**EXCERPTED TEXT**
NZ Parliamentary Service digitising through SaaS


By Dylan Bushell-Embling
Thursday, 02 June, 2022

NZ Parliamentary Service digitising through SaaS

New Zealand’s Parliamentary Service is modernising and digitalising its operations following the transition of its key IT systems from an on-premise environment to a Software-as-a-Service model.

The agency engaged TechnologyOne to provide the SaaS environment, with the deployment of TechnologyOne’s SaaS system completed in early February.

The Parliamentary Service is now using TechnologyOne’s Finances, Budgeting and Supply Chain Management tools to support its operations.

Parliamentary Service provides administrative and support services to New Zealand’s 120 members of parliament, as well as the buildings and grounds of the parliamentary precinct.

The agency’s CFO Jane Goddard, who joined the Service in 2017, said the adoption of the SaaS environment formed part of her efforts to bring change to the organisation.

“We were using an ad-hoc collection of applications that didn’t talk to each other. Our Microsoft Dynamics installation was behind where you would expect a modern system to be and it was all on-premise, with all the disaster recovery risk that entails,” she said.

Parliamentary Service was the second New Zealand agency after the Ministry of Business, Innovation and Employment to move to a modern SaaS environment based on TechnologyOne’s All of Government Cloud Framework.

Goddard said TechnologyOne was selected in part because it was able to tailor its offering to meet the idiosyncrasies of the department.

“We have two year-ends, for example. MP appointments, and hence budgets, are effective from the date of the last election. So, we have a statutory year-end of June and a parliamentary year-end of October,” she said, adding that the agency is also responsible for administering parliamentary funding for political parties and members of parliament.

“That means we’re working with a large number of external stakeholders who are able to incur expenses but aren’t our employees. It’s an unusual situation and has involved a little customisation of the TechnologyOne system on our behalf.”

**ACTIVITY LIST**
1 – Echo the Parliamentary Service article word for word, starting with "The agency’s CFO" and going on through "to the organisation.".
2 – Answer these questions from the Parliamentary Service article:
(a) Which company did the agency engage to provide its SaaS environment?
(b) How many members of parliament does the Parliamentary Service support?
(c) In which months do the agency's two year-ends fall?

**DATASET EXCERPTS**

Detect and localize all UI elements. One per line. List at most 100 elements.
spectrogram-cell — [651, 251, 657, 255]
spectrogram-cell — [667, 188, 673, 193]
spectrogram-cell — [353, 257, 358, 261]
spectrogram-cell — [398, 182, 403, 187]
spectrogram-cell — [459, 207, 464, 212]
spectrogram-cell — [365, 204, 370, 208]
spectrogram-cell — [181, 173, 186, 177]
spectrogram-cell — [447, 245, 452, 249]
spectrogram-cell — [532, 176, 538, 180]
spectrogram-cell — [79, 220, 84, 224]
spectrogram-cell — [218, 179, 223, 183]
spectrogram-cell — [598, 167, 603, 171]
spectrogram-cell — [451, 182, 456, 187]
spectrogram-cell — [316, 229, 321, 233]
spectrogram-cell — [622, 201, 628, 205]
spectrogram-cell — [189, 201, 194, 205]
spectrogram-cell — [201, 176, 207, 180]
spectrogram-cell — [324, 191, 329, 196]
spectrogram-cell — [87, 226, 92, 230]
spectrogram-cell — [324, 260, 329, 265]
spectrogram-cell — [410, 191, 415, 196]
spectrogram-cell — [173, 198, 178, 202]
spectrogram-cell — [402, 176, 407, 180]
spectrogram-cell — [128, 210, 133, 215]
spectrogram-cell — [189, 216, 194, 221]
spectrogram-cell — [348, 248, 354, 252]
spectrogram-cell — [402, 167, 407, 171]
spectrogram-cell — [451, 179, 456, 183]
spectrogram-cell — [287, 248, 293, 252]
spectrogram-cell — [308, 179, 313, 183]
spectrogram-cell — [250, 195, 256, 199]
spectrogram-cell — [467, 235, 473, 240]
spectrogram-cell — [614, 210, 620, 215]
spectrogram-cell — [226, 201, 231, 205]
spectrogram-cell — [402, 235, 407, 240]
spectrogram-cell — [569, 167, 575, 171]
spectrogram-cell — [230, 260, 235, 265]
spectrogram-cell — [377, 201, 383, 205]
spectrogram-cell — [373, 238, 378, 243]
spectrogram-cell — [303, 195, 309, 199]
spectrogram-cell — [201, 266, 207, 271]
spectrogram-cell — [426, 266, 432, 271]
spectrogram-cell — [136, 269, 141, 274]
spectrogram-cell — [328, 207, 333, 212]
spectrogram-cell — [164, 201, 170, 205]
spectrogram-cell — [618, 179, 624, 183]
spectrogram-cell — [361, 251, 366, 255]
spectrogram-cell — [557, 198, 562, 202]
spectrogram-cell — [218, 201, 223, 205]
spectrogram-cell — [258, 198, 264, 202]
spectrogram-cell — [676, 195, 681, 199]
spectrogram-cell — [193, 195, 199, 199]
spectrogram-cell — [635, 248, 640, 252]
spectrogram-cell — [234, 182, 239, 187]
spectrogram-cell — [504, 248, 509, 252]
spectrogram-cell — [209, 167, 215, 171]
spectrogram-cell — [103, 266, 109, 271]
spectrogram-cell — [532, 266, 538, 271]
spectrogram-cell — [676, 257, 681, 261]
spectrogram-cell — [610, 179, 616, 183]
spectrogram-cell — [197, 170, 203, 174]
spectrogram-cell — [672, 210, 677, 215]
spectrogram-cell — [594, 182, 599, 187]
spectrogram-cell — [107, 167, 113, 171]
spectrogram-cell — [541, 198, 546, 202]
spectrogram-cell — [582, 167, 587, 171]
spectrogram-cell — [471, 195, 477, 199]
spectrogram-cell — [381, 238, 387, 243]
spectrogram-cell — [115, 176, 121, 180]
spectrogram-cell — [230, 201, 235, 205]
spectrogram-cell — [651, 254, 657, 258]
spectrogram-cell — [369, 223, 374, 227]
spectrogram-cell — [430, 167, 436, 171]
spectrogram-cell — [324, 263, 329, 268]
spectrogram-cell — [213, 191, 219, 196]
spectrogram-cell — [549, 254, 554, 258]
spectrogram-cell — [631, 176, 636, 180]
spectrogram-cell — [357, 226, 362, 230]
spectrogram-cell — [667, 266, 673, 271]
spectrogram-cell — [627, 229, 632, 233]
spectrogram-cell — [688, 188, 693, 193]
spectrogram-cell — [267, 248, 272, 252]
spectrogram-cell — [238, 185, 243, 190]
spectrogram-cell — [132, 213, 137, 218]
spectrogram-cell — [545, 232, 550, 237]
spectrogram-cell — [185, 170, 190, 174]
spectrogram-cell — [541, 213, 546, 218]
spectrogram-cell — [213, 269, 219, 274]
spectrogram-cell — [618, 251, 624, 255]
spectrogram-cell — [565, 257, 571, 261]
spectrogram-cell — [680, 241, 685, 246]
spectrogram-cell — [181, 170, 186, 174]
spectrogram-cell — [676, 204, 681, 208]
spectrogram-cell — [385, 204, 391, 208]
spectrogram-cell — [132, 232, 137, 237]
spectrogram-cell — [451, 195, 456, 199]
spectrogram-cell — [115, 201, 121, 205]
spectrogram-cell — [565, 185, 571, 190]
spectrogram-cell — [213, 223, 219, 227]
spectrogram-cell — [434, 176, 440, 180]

**ANSWERS PROVIDED**
1 –
The agency’s CFO Jane Goddard, who joined the Service in 2017, said the adoption of the SaaS environment formed part of her efforts to bring change to the organisation.

2 –
(a) TechnologyOne
(b) 120
(c) June (the statutory year-end) and October (the parliamentary year-end)